Set task: Reproduce the listing word for word. Skip any image.

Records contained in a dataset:
□ □ □ □ □ □ □
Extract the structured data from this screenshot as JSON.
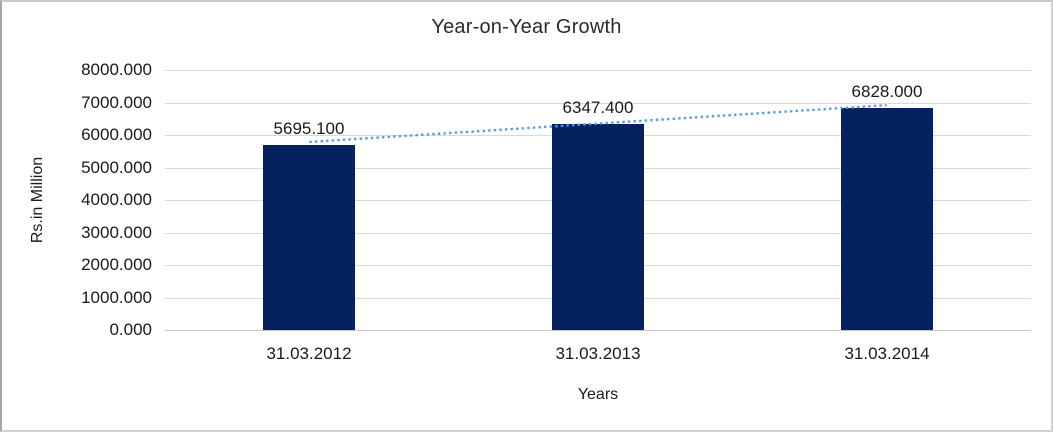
{
  "chart_data": {
    "type": "bar",
    "title": "Year-on-Year Growth",
    "xlabel": "Years",
    "ylabel": "Rs.in Million",
    "categories": [
      "31.03.2012",
      "31.03.2013",
      "31.03.2014"
    ],
    "values": [
      5695.1,
      6347.4,
      6828.0
    ],
    "data_labels": [
      "5695.100",
      "6347.400",
      "6828.000"
    ],
    "ylim": [
      0,
      8000
    ],
    "ytick_step": 1000,
    "ytick_labels": [
      "0.000",
      "1000.000",
      "2000.000",
      "3000.000",
      "4000.000",
      "5000.000",
      "6000.000",
      "7000.000",
      "8000.000"
    ],
    "grid": "horizontal",
    "legend_position": "none",
    "trendline": {
      "type": "linear",
      "style": "dotted",
      "color": "#5b9bd5"
    },
    "colors": {
      "bar": "#062160",
      "gridline": "#d9d9d9",
      "baseline": "#c6c6c6",
      "text": "#1a1a1a"
    }
  }
}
□ □ □ □ □ □ □
Finished exercise:
Extract the structured data from this screenshot as JSON.
{
  "chart_data": {
    "type": "bar",
    "title": "Year-on-Year Growth",
    "xlabel": "Years",
    "ylabel": "Rs.in Million",
    "categories": [
      "31.03.2012",
      "31.03.2013",
      "31.03.2014"
    ],
    "values": [
      5695.1,
      6347.4,
      6828.0
    ],
    "data_labels": [
      "5695.100",
      "6347.400",
      "6828.000"
    ],
    "ylim": [
      0,
      8000
    ],
    "ytick_step": 1000,
    "ytick_labels": [
      "0.000",
      "1000.000",
      "2000.000",
      "3000.000",
      "4000.000",
      "5000.000",
      "6000.000",
      "7000.000",
      "8000.000"
    ],
    "grid": "horizontal",
    "legend_position": "none",
    "trendline": {
      "type": "linear",
      "style": "dotted",
      "color": "#5b9bd5"
    },
    "colors": {
      "bar": "#062160",
      "gridline": "#d9d9d9",
      "baseline": "#c6c6c6",
      "text": "#1a1a1a"
    }
  }
}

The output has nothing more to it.